## Your objective
Each line that holds the word "name" counts once; give the total for the records below and nothing else.

## Provided data

** START **

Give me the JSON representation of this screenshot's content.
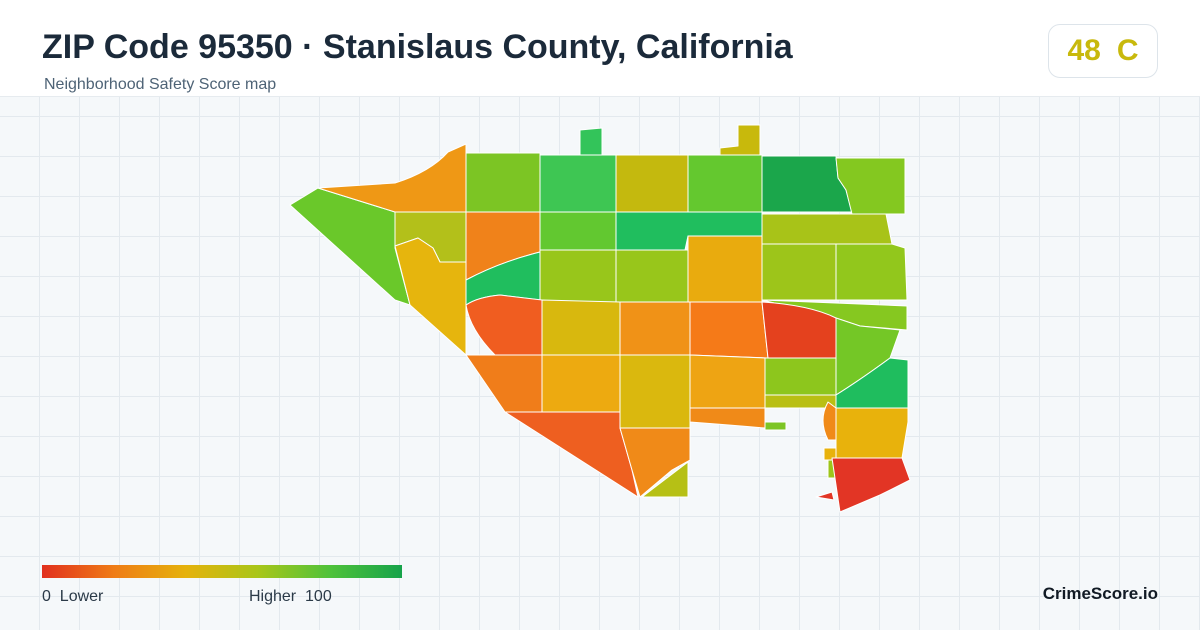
{
  "header": {
    "title": "ZIP Code 95350 · Stanislaus County, California",
    "subtitle": "Neighborhood Safety Score map"
  },
  "score_badge": {
    "score": "48",
    "grade": "C",
    "color": "#c8b90c"
  },
  "legend": {
    "min_label": "0",
    "low_label": "Lower",
    "high_label": "Higher",
    "max_label": "100",
    "gradient_colors": [
      "#e1301e",
      "#ef7c16",
      "#e5b20c",
      "#a9c619",
      "#4fc23a",
      "#16a34a"
    ]
  },
  "brand": {
    "name": "CrimeScore.io"
  },
  "map": {
    "stroke_color": "#ffffff"
  }
}
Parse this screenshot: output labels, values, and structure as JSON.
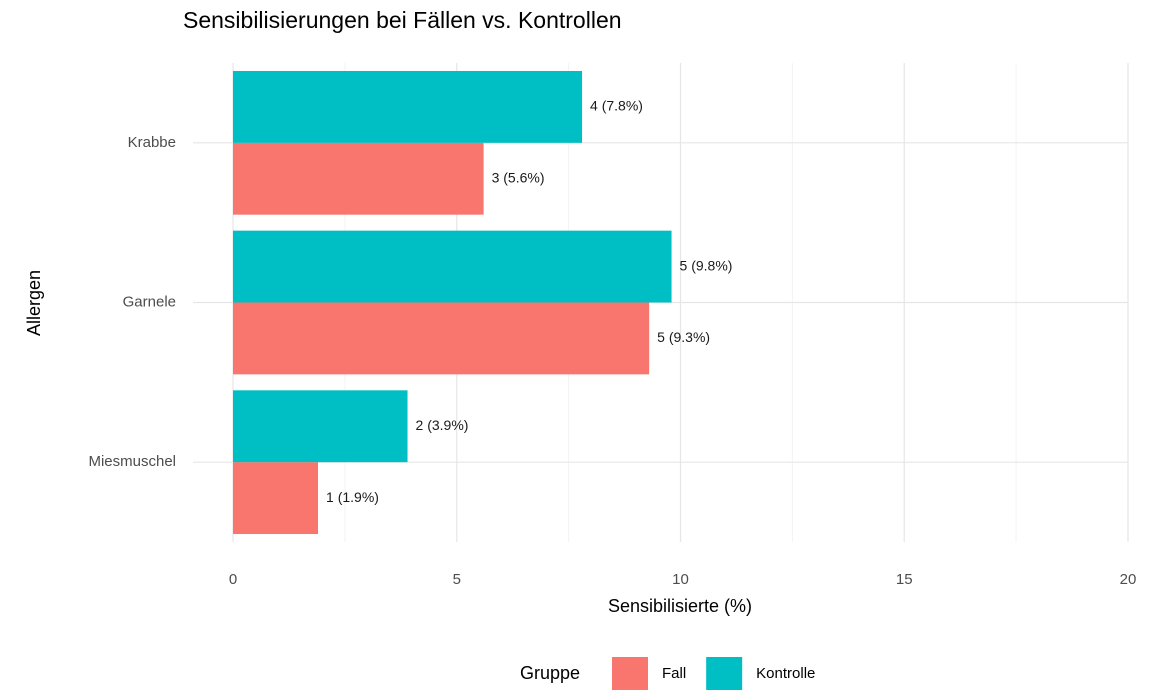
{
  "chart_data": {
    "type": "barh",
    "title": "Sensibilisierungen bei Fällen vs. Kontrollen",
    "x_label": "Sensibilisierte (%)",
    "y_label": "Allergen",
    "categories": [
      "Krabbe",
      "Garnele",
      "Miesmuschel"
    ],
    "series": [
      {
        "name": "Fall",
        "color": "#F8766D",
        "values": [
          5.6,
          9.3,
          1.9
        ],
        "value_labels": [
          "3 (5.6%)",
          "5 (9.3%)",
          "1 (1.9%)"
        ]
      },
      {
        "name": "Kontrolle",
        "color": "#00BFC4",
        "values": [
          7.8,
          9.8,
          3.9
        ],
        "value_labels": [
          "4 (7.8%)",
          "5 (9.8%)",
          "2 (3.9%)"
        ]
      }
    ],
    "xlim": [
      0,
      20
    ],
    "xticks": [
      0,
      5,
      10,
      15,
      20
    ],
    "x_minor_ticks": [
      2.5,
      7.5,
      12.5,
      17.5
    ],
    "grid": true,
    "legend_title": "Gruppe",
    "legend_position": "bottom"
  }
}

** END **

## Solution for this problem
3